_What to produce:_ Leave out the pictures and repeat the rest of the material exactly.

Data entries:
_____

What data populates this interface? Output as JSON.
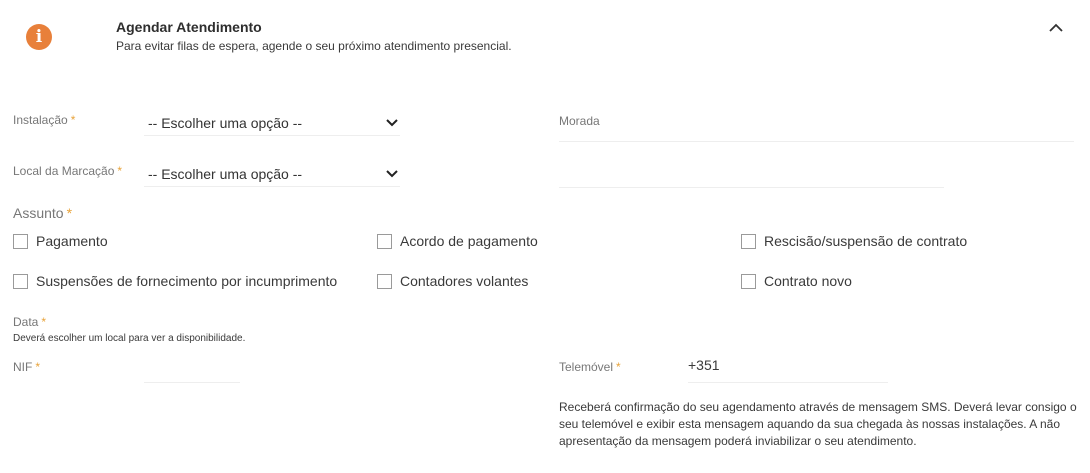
{
  "header": {
    "icon": "info-icon",
    "info_glyph": "i",
    "title": "Agendar Atendimento",
    "subtitle": "Para evitar filas de espera, agende o seu próximo atendimento presencial.",
    "collapse_icon": "chevron-up-icon"
  },
  "required_marker": "*",
  "accent_color": "#e8803a",
  "instalacao": {
    "label": "Instalação",
    "value": "-- Escolher uma opção --"
  },
  "local": {
    "label": "Local da Marcação",
    "value": "-- Escolher uma opção --"
  },
  "morada": {
    "label": "Morada",
    "value": ""
  },
  "assunto": {
    "label": "Assunto",
    "options": [
      "Pagamento",
      "Acordo de pagamento",
      "Rescisão/suspensão de contrato",
      "Suspensões de fornecimento por incumprimento",
      "Contadores volantes",
      "Contrato novo"
    ]
  },
  "data_field": {
    "label": "Data",
    "note": "Deverá escolher um local para ver a disponibilidade."
  },
  "nif": {
    "label": "NIF",
    "value": ""
  },
  "telemovel": {
    "label": "Telemóvel",
    "prefix": "+351",
    "value": "",
    "note": "Receberá confirmação do seu agendamento através de mensagem SMS. Deverá levar consigo o seu telemóvel e exibir esta mensagem aquando da sua chegada às nossas instalações. A não apresentação da mensagem poderá inviabilizar o seu atendimento."
  }
}
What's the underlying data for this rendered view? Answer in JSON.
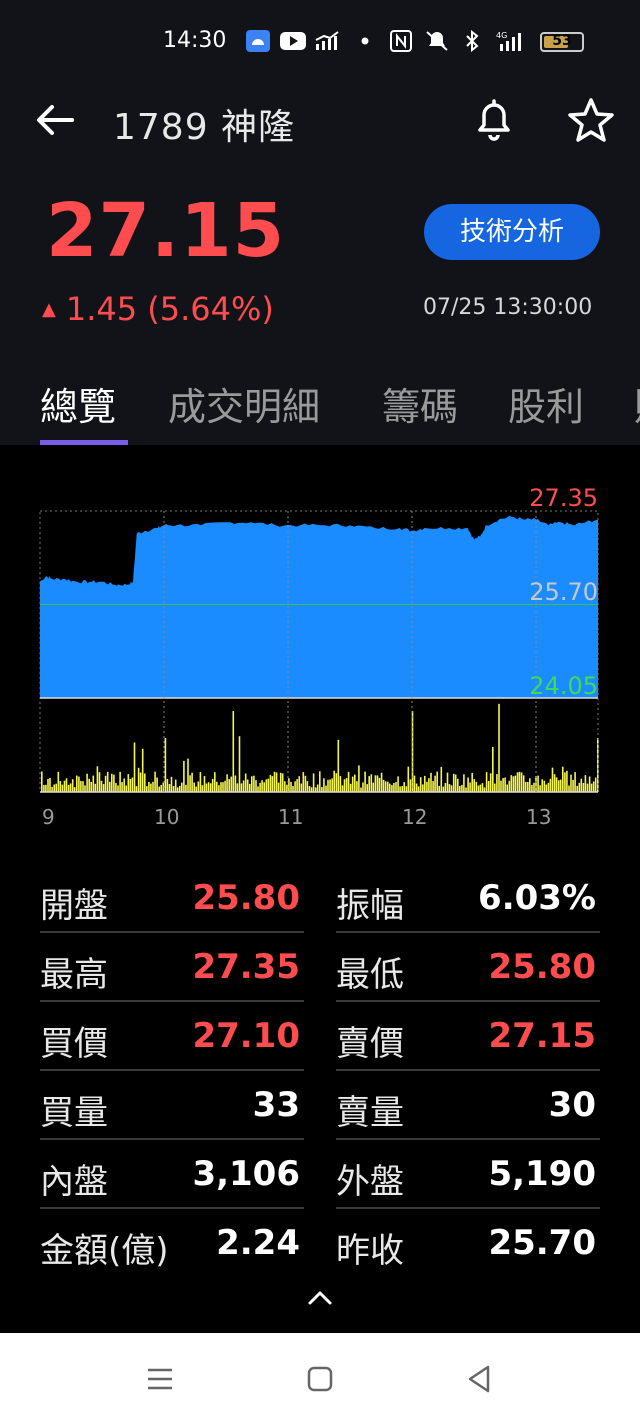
{
  "status_bar": {
    "time": "14:30",
    "battery": "53",
    "network": "4G"
  },
  "header": {
    "title": "1789 神隆"
  },
  "quote": {
    "price": "27.15",
    "change": "1.45 (5.64%)",
    "change_direction": "up",
    "timestamp": "07/25 13:30:00",
    "tech_button": "技術分析"
  },
  "tabs": [
    {
      "label": "總覽",
      "active": true
    },
    {
      "label": "成交明細",
      "active": false
    },
    {
      "label": "籌碼",
      "active": false
    },
    {
      "label": "股利",
      "active": false
    }
  ],
  "colors": {
    "up": "#ff4d4f",
    "down": "#3ddc53",
    "neutral": "#ffffff",
    "area": "#1a8cff",
    "volume": "#f5f550",
    "accent": "#1566e0",
    "tab_indicator": "#7b5ce8"
  },
  "chart_data": {
    "type": "area",
    "y_max_label": "27.35",
    "y_mid_label": "25.70",
    "y_min_label": "24.05",
    "ylim": [
      24.05,
      27.35
    ],
    "reference": 25.7,
    "x_ticks": [
      "9",
      "10",
      "11",
      "12",
      "13"
    ],
    "x_range_hours": [
      9,
      13.5
    ],
    "price_series": [
      [
        9.0,
        26.1
      ],
      [
        9.05,
        26.2
      ],
      [
        9.1,
        26.15
      ],
      [
        9.2,
        26.15
      ],
      [
        9.3,
        26.1
      ],
      [
        9.4,
        26.1
      ],
      [
        9.5,
        26.1
      ],
      [
        9.6,
        26.05
      ],
      [
        9.7,
        26.05
      ],
      [
        9.75,
        26.1
      ],
      [
        9.78,
        26.95
      ],
      [
        9.85,
        27.0
      ],
      [
        9.95,
        27.05
      ],
      [
        10.0,
        27.1
      ],
      [
        10.1,
        27.1
      ],
      [
        10.3,
        27.1
      ],
      [
        10.5,
        27.15
      ],
      [
        10.7,
        27.15
      ],
      [
        10.9,
        27.1
      ],
      [
        11.1,
        27.1
      ],
      [
        11.3,
        27.1
      ],
      [
        11.5,
        27.1
      ],
      [
        11.7,
        27.05
      ],
      [
        11.9,
        27.05
      ],
      [
        12.0,
        27.0
      ],
      [
        12.1,
        27.05
      ],
      [
        12.3,
        27.05
      ],
      [
        12.45,
        27.05
      ],
      [
        12.5,
        26.85
      ],
      [
        12.55,
        26.9
      ],
      [
        12.6,
        27.1
      ],
      [
        12.7,
        27.2
      ],
      [
        12.8,
        27.25
      ],
      [
        12.9,
        27.2
      ],
      [
        13.0,
        27.2
      ],
      [
        13.1,
        27.1
      ],
      [
        13.2,
        27.15
      ],
      [
        13.3,
        27.1
      ],
      [
        13.4,
        27.15
      ],
      [
        13.5,
        27.2
      ]
    ],
    "volume_max": 100,
    "volume_peaks": [
      [
        9.75,
        55
      ],
      [
        9.82,
        48
      ],
      [
        10.0,
        60
      ],
      [
        10.55,
        90
      ],
      [
        10.6,
        62
      ],
      [
        11.4,
        58
      ],
      [
        12.0,
        90
      ],
      [
        12.7,
        98
      ],
      [
        12.65,
        50
      ],
      [
        13.5,
        60
      ]
    ]
  },
  "stats": [
    {
      "left": {
        "label": "開盤",
        "value": "25.80",
        "color": "up"
      },
      "right": {
        "label": "振幅",
        "value": "6.03%",
        "color": "neutral"
      }
    },
    {
      "left": {
        "label": "最高",
        "value": "27.35",
        "color": "up"
      },
      "right": {
        "label": "最低",
        "value": "25.80",
        "color": "up"
      }
    },
    {
      "left": {
        "label": "買價",
        "value": "27.10",
        "color": "up"
      },
      "right": {
        "label": "賣價",
        "value": "27.15",
        "color": "up"
      }
    },
    {
      "left": {
        "label": "買量",
        "value": "33",
        "color": "neutral"
      },
      "right": {
        "label": "賣量",
        "value": "30",
        "color": "neutral"
      }
    },
    {
      "left": {
        "label": "內盤",
        "value": "3,106",
        "color": "neutral"
      },
      "right": {
        "label": "外盤",
        "value": "5,190",
        "color": "neutral"
      }
    },
    {
      "left": {
        "label": "金額(億)",
        "value": "2.24",
        "color": "neutral"
      },
      "right": {
        "label": "昨收",
        "value": "25.70",
        "color": "neutral"
      }
    }
  ],
  "icons": [
    "back-arrow-icon",
    "bell-icon",
    "star-icon",
    "chevron-up-icon",
    "menu-icon",
    "home-square-icon",
    "back-triangle-icon"
  ]
}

_____

_Answer for this exercise:_
What data populates this interface? Output as JSON.
{
  "header": {
    "icon": "info-icon",
    "info_glyph": "i",
    "title": "Agendar Atendimento",
    "subtitle": "Para evitar filas de espera, agende o seu próximo atendimento presencial.",
    "collapse_icon": "chevron-up-icon"
  },
  "required_marker": "*",
  "accent_color": "#e8803a",
  "instalacao": {
    "label": "Instalação",
    "value": "-- Escolher uma opção --"
  },
  "local": {
    "label": "Local da Marcação",
    "value": "-- Escolher uma opção --"
  },
  "morada": {
    "label": "Morada",
    "value": ""
  },
  "assunto": {
    "label": "Assunto",
    "options": [
      "Pagamento",
      "Acordo de pagamento",
      "Rescisão/suspensão de contrato",
      "Suspensões de fornecimento por incumprimento",
      "Contadores volantes",
      "Contrato novo"
    ]
  },
  "data_field": {
    "label": "Data",
    "note": "Deverá escolher um local para ver a disponibilidade."
  },
  "nif": {
    "label": "NIF",
    "value": ""
  },
  "telemovel": {
    "label": "Telemóvel",
    "prefix": "+351",
    "value": "",
    "note": "Receberá confirmação do seu agendamento através de mensagem SMS. Deverá levar consigo o seu telemóvel e exibir esta mensagem aquando da sua chegada às nossas instalações. A não apresentação da mensagem poderá inviabilizar o seu atendimento."
  }
}
What's the underlying data for this rendered view? Answer in JSON.
{
  "status_bar": {
    "time": "14:30",
    "battery": "53",
    "network": "4G"
  },
  "header": {
    "title": "1789 神隆"
  },
  "quote": {
    "price": "27.15",
    "change": "1.45 (5.64%)",
    "change_direction": "up",
    "timestamp": "07/25 13:30:00",
    "tech_button": "技術分析"
  },
  "tabs": [
    {
      "label": "總覽",
      "active": true
    },
    {
      "label": "成交明細",
      "active": false
    },
    {
      "label": "籌碼",
      "active": false
    },
    {
      "label": "股利",
      "active": false
    }
  ],
  "colors": {
    "up": "#ff4d4f",
    "down": "#3ddc53",
    "neutral": "#ffffff",
    "area": "#1a8cff",
    "volume": "#f5f550",
    "accent": "#1566e0",
    "tab_indicator": "#7b5ce8"
  },
  "chart_data": {
    "type": "area",
    "y_max_label": "27.35",
    "y_mid_label": "25.70",
    "y_min_label": "24.05",
    "ylim": [
      24.05,
      27.35
    ],
    "reference": 25.7,
    "x_ticks": [
      "9",
      "10",
      "11",
      "12",
      "13"
    ],
    "x_range_hours": [
      9,
      13.5
    ],
    "price_series": [
      [
        9.0,
        26.1
      ],
      [
        9.05,
        26.2
      ],
      [
        9.1,
        26.15
      ],
      [
        9.2,
        26.15
      ],
      [
        9.3,
        26.1
      ],
      [
        9.4,
        26.1
      ],
      [
        9.5,
        26.1
      ],
      [
        9.6,
        26.05
      ],
      [
        9.7,
        26.05
      ],
      [
        9.75,
        26.1
      ],
      [
        9.78,
        26.95
      ],
      [
        9.85,
        27.0
      ],
      [
        9.95,
        27.05
      ],
      [
        10.0,
        27.1
      ],
      [
        10.1,
        27.1
      ],
      [
        10.3,
        27.1
      ],
      [
        10.5,
        27.15
      ],
      [
        10.7,
        27.15
      ],
      [
        10.9,
        27.1
      ],
      [
        11.1,
        27.1
      ],
      [
        11.3,
        27.1
      ],
      [
        11.5,
        27.1
      ],
      [
        11.7,
        27.05
      ],
      [
        11.9,
        27.05
      ],
      [
        12.0,
        27.0
      ],
      [
        12.1,
        27.05
      ],
      [
        12.3,
        27.05
      ],
      [
        12.45,
        27.05
      ],
      [
        12.5,
        26.85
      ],
      [
        12.55,
        26.9
      ],
      [
        12.6,
        27.1
      ],
      [
        12.7,
        27.2
      ],
      [
        12.8,
        27.25
      ],
      [
        12.9,
        27.2
      ],
      [
        13.0,
        27.2
      ],
      [
        13.1,
        27.1
      ],
      [
        13.2,
        27.15
      ],
      [
        13.3,
        27.1
      ],
      [
        13.4,
        27.15
      ],
      [
        13.5,
        27.2
      ]
    ],
    "volume_max": 100,
    "volume_peaks": [
      [
        9.75,
        55
      ],
      [
        9.82,
        48
      ],
      [
        10.0,
        60
      ],
      [
        10.55,
        90
      ],
      [
        10.6,
        62
      ],
      [
        11.4,
        58
      ],
      [
        12.0,
        90
      ],
      [
        12.7,
        98
      ],
      [
        12.65,
        50
      ],
      [
        13.5,
        60
      ]
    ]
  },
  "stats": [
    {
      "left": {
        "label": "開盤",
        "value": "25.80",
        "color": "up"
      },
      "right": {
        "label": "振幅",
        "value": "6.03%",
        "color": "neutral"
      }
    },
    {
      "left": {
        "label": "最高",
        "value": "27.35",
        "color": "up"
      },
      "right": {
        "label": "最低",
        "value": "25.80",
        "color": "up"
      }
    },
    {
      "left": {
        "label": "買價",
        "value": "27.10",
        "color": "up"
      },
      "right": {
        "label": "賣價",
        "value": "27.15",
        "color": "up"
      }
    },
    {
      "left": {
        "label": "買量",
        "value": "33",
        "color": "neutral"
      },
      "right": {
        "label": "賣量",
        "value": "30",
        "color": "neutral"
      }
    },
    {
      "left": {
        "label": "內盤",
        "value": "3,106",
        "color": "neutral"
      },
      "right": {
        "label": "外盤",
        "value": "5,190",
        "color": "neutral"
      }
    },
    {
      "left": {
        "label": "金額(億)",
        "value": "2.24",
        "color": "neutral"
      },
      "right": {
        "label": "昨收",
        "value": "25.70",
        "color": "neutral"
      }
    }
  ],
  "icons": [
    "back-arrow-icon",
    "bell-icon",
    "star-icon",
    "chevron-up-icon",
    "menu-icon",
    "home-square-icon",
    "back-triangle-icon"
  ]
}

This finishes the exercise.